• Required task: State the number of lines that contain the word "situated", and add nothing else.

....................

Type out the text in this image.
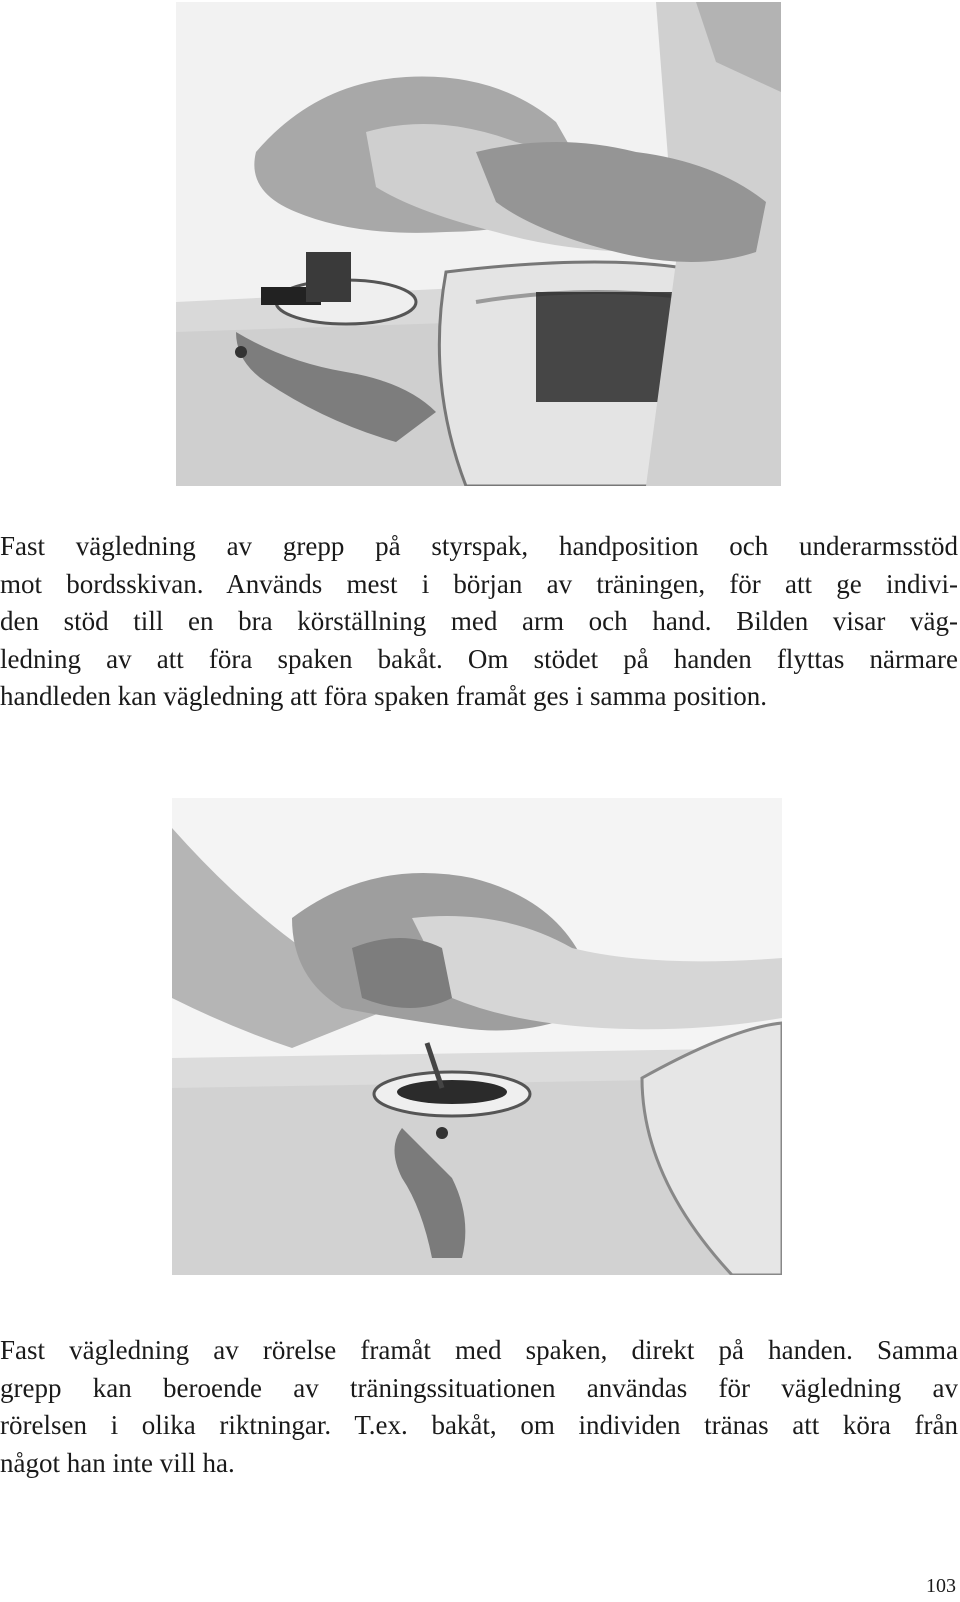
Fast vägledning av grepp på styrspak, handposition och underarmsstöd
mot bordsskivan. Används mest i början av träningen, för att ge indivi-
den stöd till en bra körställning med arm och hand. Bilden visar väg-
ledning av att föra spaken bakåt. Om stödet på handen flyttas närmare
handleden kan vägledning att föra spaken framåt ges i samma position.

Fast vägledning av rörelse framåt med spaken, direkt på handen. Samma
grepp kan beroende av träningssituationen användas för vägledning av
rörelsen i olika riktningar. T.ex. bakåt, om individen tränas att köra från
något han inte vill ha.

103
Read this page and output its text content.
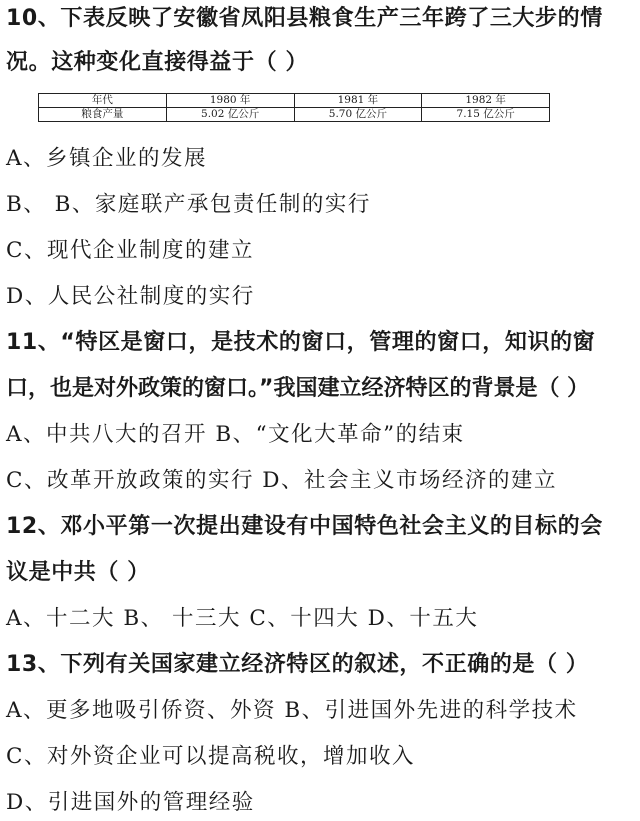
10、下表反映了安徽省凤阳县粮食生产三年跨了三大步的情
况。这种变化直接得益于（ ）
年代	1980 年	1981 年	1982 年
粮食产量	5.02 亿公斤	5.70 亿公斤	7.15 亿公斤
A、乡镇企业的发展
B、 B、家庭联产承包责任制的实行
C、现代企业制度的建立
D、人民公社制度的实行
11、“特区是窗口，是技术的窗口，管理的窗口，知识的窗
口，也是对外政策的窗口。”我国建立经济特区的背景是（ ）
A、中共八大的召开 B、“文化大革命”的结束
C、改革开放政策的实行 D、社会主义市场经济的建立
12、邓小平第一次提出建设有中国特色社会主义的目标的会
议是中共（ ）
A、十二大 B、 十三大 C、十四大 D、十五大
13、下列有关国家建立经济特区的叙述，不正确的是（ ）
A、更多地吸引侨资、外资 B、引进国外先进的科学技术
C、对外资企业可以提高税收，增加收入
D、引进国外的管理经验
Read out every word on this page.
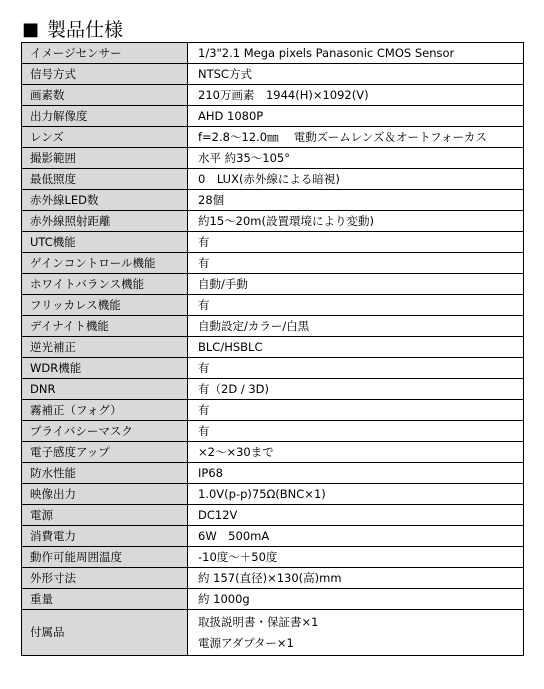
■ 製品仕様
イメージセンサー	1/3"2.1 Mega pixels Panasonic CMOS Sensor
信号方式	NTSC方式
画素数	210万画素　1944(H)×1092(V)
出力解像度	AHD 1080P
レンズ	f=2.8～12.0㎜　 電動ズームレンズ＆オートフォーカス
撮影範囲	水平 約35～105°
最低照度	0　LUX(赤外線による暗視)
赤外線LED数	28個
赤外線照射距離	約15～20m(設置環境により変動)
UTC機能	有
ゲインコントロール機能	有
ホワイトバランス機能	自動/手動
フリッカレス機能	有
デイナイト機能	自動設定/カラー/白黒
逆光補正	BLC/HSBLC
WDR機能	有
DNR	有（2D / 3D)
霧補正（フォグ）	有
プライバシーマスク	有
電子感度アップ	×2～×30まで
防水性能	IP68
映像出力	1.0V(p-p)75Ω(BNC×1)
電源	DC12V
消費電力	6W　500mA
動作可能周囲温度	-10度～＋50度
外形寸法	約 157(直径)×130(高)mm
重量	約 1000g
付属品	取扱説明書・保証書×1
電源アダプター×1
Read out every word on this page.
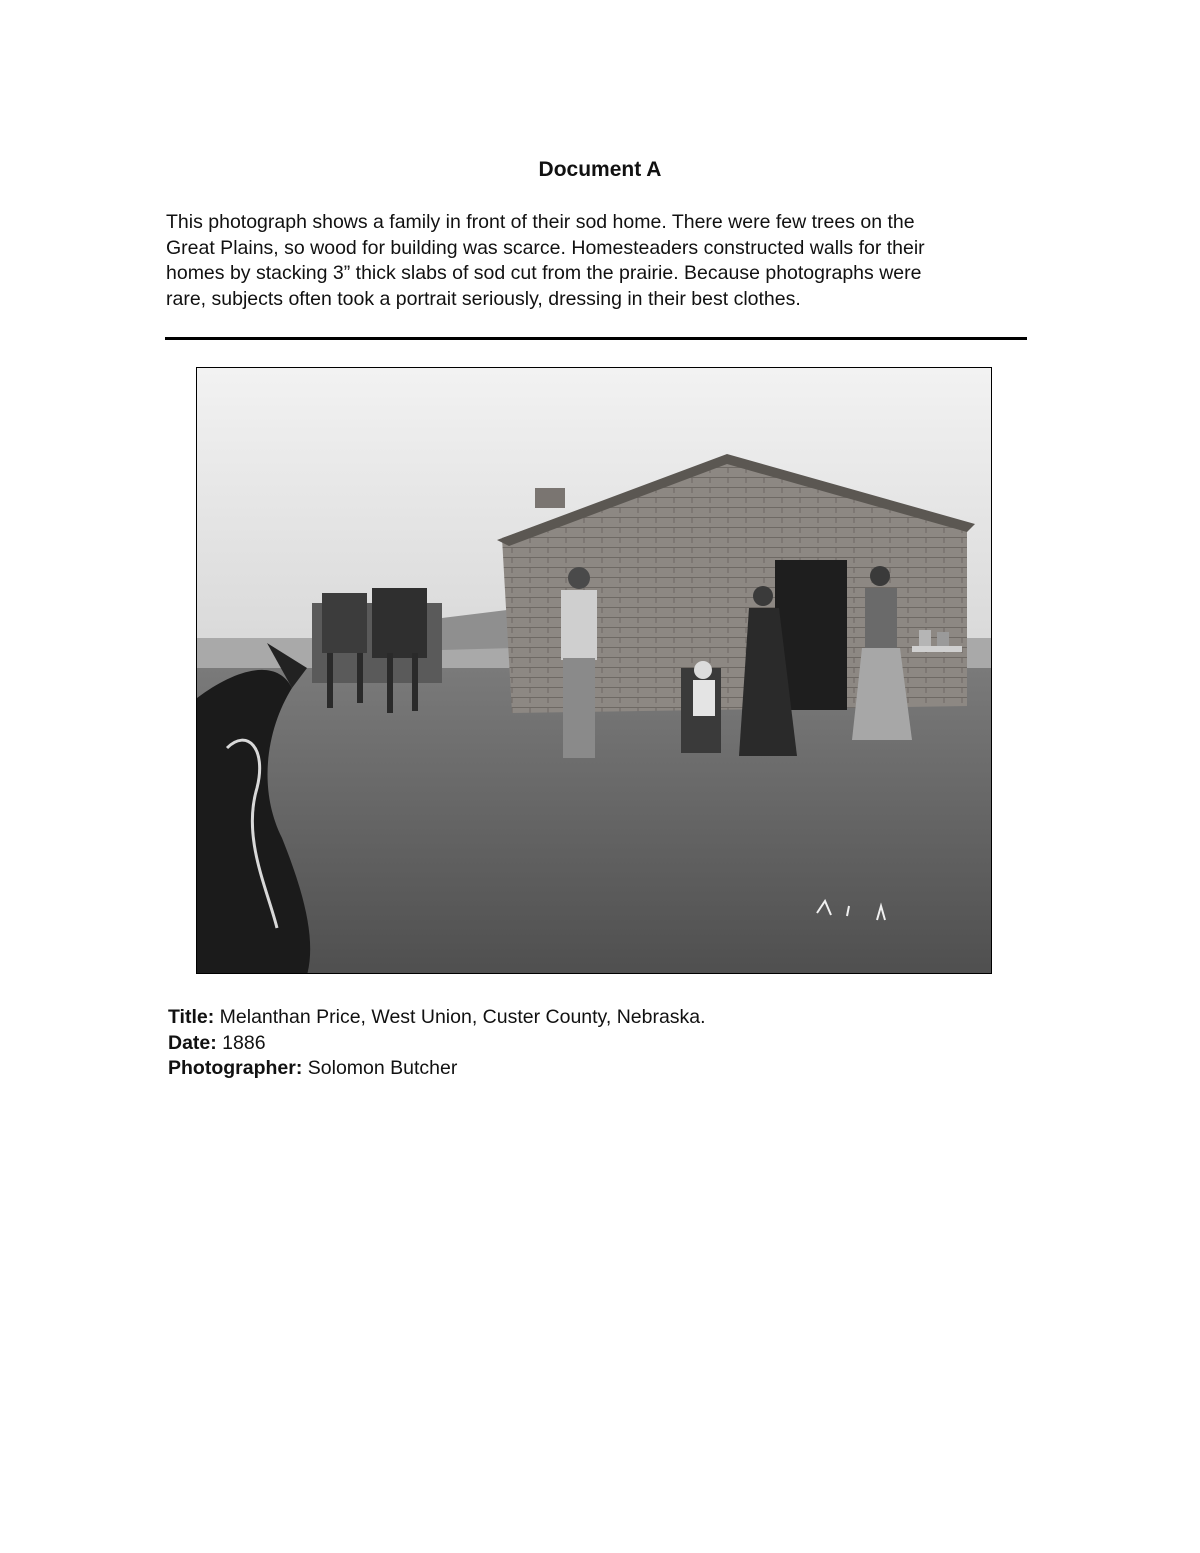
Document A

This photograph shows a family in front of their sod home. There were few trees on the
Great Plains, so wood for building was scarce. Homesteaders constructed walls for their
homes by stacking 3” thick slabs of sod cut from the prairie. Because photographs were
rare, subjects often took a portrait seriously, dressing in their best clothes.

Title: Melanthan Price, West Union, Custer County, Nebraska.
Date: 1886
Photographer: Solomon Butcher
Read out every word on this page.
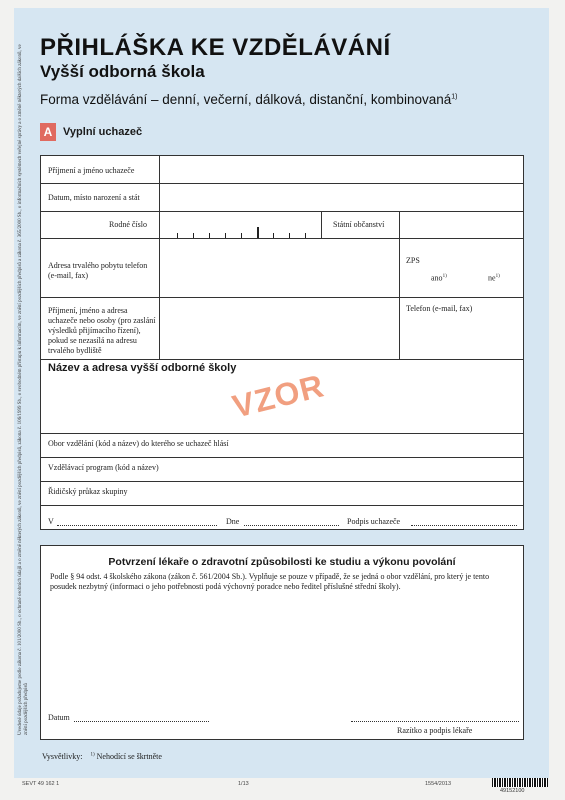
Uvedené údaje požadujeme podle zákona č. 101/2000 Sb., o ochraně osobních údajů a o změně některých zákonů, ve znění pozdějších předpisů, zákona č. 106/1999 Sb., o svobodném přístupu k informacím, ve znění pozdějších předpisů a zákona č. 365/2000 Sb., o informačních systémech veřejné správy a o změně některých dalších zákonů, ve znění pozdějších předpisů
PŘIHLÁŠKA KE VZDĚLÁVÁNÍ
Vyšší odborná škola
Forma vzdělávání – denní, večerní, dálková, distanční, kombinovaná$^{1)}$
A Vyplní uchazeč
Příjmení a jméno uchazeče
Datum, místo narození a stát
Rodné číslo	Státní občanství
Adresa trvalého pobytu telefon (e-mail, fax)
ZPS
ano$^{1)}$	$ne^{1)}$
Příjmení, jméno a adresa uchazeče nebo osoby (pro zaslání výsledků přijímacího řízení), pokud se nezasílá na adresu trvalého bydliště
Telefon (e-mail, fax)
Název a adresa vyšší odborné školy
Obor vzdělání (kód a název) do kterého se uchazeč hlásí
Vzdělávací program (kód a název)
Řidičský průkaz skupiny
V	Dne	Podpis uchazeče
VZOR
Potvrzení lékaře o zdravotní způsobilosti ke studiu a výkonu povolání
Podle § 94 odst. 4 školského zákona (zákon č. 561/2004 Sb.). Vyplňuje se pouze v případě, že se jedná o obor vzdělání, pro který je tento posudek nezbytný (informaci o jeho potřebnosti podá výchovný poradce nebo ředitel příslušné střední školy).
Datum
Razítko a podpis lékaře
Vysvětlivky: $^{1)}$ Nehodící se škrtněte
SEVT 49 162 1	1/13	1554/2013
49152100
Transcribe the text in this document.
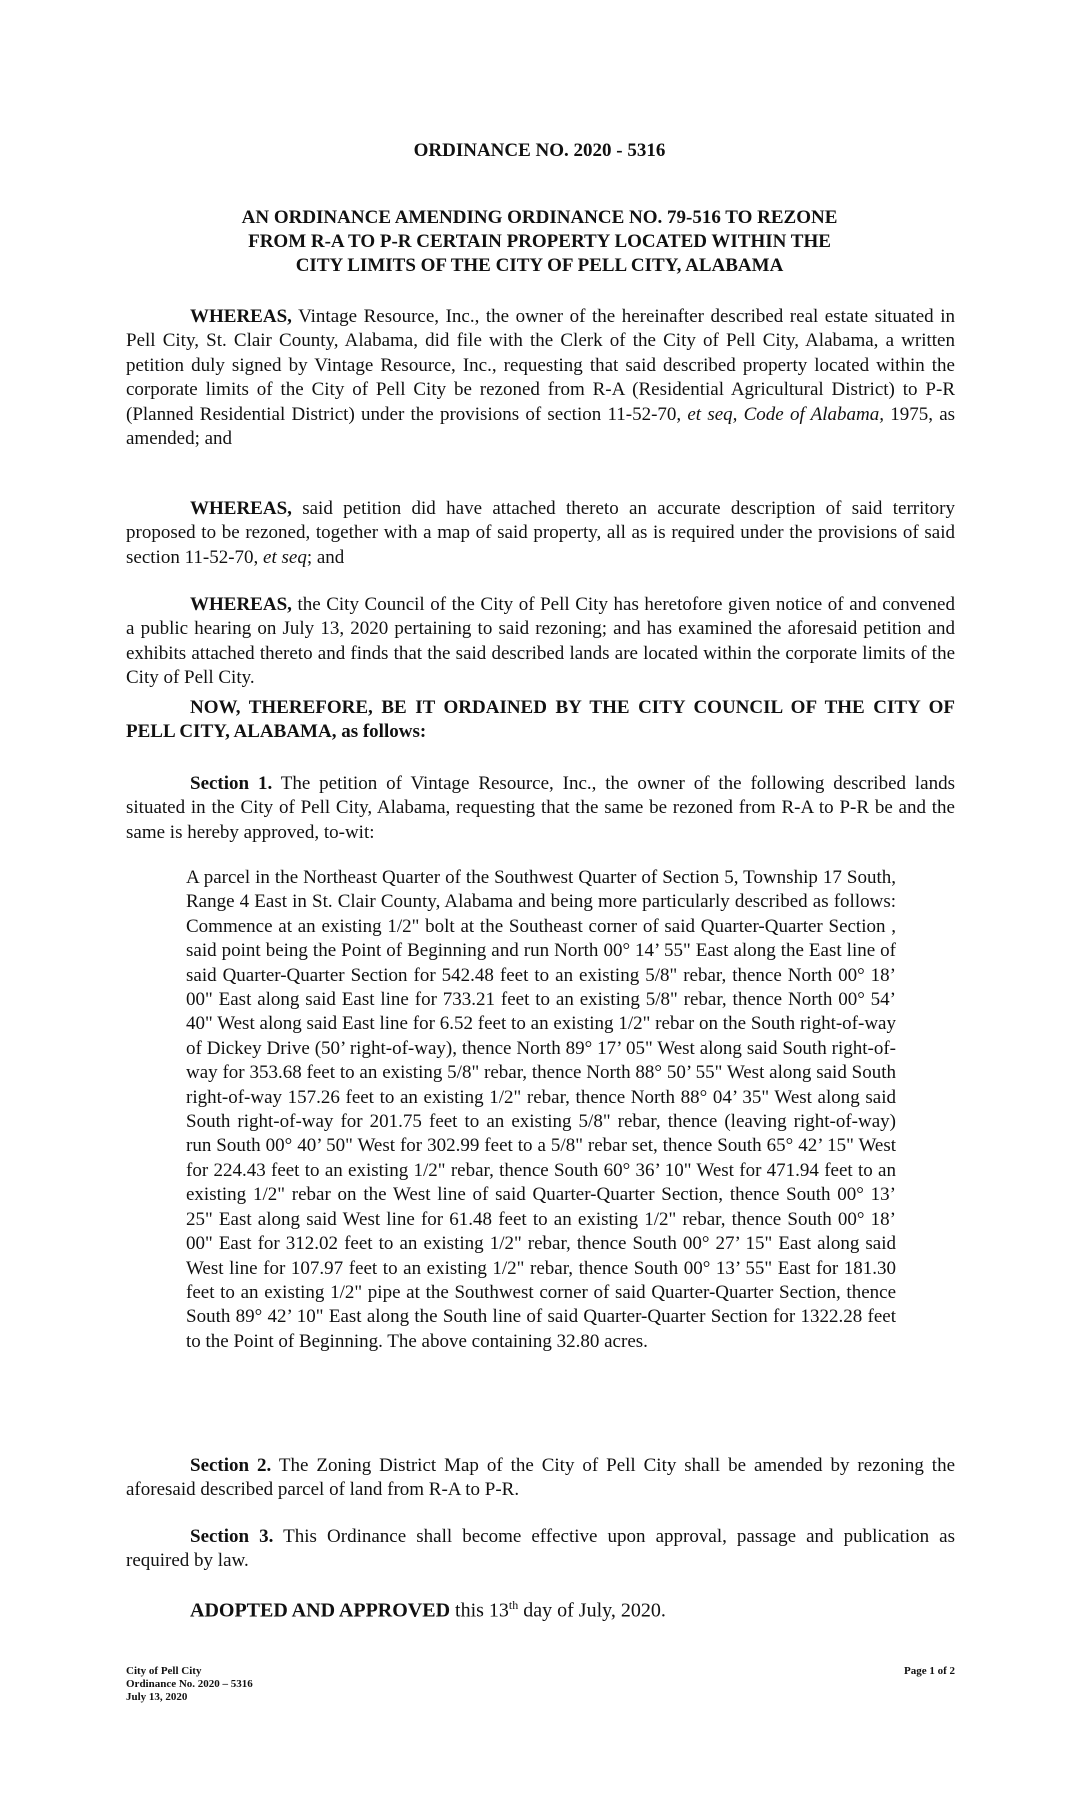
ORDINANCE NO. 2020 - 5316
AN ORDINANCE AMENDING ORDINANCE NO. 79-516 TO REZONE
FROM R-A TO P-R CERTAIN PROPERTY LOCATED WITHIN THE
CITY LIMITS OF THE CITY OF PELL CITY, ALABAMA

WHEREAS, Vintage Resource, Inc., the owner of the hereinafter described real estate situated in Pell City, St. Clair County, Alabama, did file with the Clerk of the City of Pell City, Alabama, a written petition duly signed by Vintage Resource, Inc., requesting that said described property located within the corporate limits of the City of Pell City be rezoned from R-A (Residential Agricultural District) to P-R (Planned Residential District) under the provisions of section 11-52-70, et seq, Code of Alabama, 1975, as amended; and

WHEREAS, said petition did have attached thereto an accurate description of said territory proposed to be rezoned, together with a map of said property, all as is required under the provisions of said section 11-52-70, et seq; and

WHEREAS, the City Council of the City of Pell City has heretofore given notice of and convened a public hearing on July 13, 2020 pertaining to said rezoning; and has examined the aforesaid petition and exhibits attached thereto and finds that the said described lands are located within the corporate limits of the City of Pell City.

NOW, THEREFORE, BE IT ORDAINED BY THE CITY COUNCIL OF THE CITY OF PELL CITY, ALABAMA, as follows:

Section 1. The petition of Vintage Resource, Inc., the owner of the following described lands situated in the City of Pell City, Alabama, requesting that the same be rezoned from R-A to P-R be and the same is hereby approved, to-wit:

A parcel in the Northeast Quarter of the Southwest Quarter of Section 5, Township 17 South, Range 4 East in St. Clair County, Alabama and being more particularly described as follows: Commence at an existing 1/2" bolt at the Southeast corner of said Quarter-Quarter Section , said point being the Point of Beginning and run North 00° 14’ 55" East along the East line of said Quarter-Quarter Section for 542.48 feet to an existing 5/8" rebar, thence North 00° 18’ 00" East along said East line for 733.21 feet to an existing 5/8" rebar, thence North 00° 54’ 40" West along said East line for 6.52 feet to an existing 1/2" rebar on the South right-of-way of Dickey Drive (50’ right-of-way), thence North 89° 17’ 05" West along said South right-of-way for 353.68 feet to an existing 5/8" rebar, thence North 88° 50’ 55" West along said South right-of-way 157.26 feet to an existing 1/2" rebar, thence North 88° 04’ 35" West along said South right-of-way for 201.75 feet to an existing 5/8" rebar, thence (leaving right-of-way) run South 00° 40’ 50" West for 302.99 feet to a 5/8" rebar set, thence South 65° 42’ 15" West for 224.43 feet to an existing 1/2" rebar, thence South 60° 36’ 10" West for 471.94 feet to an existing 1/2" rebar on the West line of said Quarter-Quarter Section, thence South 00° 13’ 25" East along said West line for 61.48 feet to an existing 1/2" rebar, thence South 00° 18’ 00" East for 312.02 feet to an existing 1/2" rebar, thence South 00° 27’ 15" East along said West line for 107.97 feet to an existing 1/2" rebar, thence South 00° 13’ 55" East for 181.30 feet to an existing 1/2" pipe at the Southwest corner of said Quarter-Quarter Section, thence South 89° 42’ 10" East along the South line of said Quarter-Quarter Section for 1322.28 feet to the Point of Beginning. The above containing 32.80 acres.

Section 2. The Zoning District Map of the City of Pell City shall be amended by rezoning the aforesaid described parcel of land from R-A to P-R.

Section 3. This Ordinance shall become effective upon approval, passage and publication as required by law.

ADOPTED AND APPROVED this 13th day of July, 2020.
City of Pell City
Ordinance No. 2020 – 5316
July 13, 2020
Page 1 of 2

....................

• Exercise solution: 2